Figure contents as structured data
◇ ◇ ◇ ◇ ◇

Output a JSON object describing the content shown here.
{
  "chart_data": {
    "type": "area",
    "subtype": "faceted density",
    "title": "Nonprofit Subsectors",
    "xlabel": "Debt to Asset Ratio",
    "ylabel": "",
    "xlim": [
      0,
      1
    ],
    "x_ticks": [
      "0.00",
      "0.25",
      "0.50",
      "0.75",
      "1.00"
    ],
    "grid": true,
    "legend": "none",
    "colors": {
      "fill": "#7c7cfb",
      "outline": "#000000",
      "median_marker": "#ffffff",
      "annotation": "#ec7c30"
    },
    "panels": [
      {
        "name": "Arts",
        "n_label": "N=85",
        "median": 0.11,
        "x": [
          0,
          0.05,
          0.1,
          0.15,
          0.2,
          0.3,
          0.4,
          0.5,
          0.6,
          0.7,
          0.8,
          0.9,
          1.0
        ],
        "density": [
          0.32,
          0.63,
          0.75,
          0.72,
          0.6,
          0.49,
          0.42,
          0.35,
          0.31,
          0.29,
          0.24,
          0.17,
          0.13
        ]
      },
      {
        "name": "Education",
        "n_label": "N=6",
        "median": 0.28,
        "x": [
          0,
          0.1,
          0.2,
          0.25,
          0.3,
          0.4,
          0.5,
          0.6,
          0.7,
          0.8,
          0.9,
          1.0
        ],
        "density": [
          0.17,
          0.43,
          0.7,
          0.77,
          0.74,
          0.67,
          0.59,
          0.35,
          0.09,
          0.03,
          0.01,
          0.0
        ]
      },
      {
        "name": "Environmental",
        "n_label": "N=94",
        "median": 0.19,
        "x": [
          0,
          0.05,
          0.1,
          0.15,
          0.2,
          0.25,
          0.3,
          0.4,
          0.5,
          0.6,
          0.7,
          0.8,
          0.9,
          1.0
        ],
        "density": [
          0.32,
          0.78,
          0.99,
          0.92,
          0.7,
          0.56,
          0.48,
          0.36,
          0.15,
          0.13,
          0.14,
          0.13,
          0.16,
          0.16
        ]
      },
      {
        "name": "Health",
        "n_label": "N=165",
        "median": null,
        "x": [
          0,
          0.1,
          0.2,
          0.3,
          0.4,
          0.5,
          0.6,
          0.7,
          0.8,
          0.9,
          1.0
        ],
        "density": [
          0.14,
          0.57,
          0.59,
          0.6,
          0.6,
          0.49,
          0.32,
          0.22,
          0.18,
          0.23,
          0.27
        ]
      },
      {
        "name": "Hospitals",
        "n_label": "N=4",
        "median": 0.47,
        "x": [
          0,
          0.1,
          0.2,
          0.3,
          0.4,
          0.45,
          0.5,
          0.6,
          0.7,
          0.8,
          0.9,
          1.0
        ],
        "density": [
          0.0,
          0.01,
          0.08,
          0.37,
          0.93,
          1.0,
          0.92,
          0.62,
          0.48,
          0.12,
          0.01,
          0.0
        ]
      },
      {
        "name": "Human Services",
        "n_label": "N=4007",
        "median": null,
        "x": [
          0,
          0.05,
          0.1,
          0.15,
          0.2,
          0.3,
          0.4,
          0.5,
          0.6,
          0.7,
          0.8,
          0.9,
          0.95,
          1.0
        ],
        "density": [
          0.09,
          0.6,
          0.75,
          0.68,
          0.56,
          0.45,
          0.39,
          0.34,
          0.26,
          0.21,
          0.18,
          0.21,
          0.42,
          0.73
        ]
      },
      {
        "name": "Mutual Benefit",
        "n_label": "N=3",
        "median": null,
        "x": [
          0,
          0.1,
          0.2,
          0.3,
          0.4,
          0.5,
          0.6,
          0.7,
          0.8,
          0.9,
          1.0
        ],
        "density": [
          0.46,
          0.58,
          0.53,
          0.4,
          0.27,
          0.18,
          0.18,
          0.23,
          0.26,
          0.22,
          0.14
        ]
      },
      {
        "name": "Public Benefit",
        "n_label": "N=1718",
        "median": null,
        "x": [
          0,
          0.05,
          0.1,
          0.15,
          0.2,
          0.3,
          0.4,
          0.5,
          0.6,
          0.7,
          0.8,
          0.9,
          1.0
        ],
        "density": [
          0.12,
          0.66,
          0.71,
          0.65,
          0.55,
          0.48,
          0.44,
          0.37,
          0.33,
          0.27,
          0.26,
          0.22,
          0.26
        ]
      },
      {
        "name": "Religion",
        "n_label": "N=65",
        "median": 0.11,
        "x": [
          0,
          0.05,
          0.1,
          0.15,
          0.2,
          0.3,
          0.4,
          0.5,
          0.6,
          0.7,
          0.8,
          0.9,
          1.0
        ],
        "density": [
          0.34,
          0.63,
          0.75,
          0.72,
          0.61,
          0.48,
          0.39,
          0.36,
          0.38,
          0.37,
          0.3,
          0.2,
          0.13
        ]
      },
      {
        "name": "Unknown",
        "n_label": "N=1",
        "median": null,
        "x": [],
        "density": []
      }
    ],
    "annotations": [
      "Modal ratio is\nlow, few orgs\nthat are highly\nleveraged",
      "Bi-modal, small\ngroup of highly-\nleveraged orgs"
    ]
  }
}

◇ ◇ ◇ ◇ ◇

STATED TASK
Collect the lines of the data that carry the word "orgs".

ANSWER BELOW
      "Modal ratio is\nlow, few orgs\nthat are highly\nleveraged",
      "Bi-modal, small\ngroup of highly-\nleveraged orgs"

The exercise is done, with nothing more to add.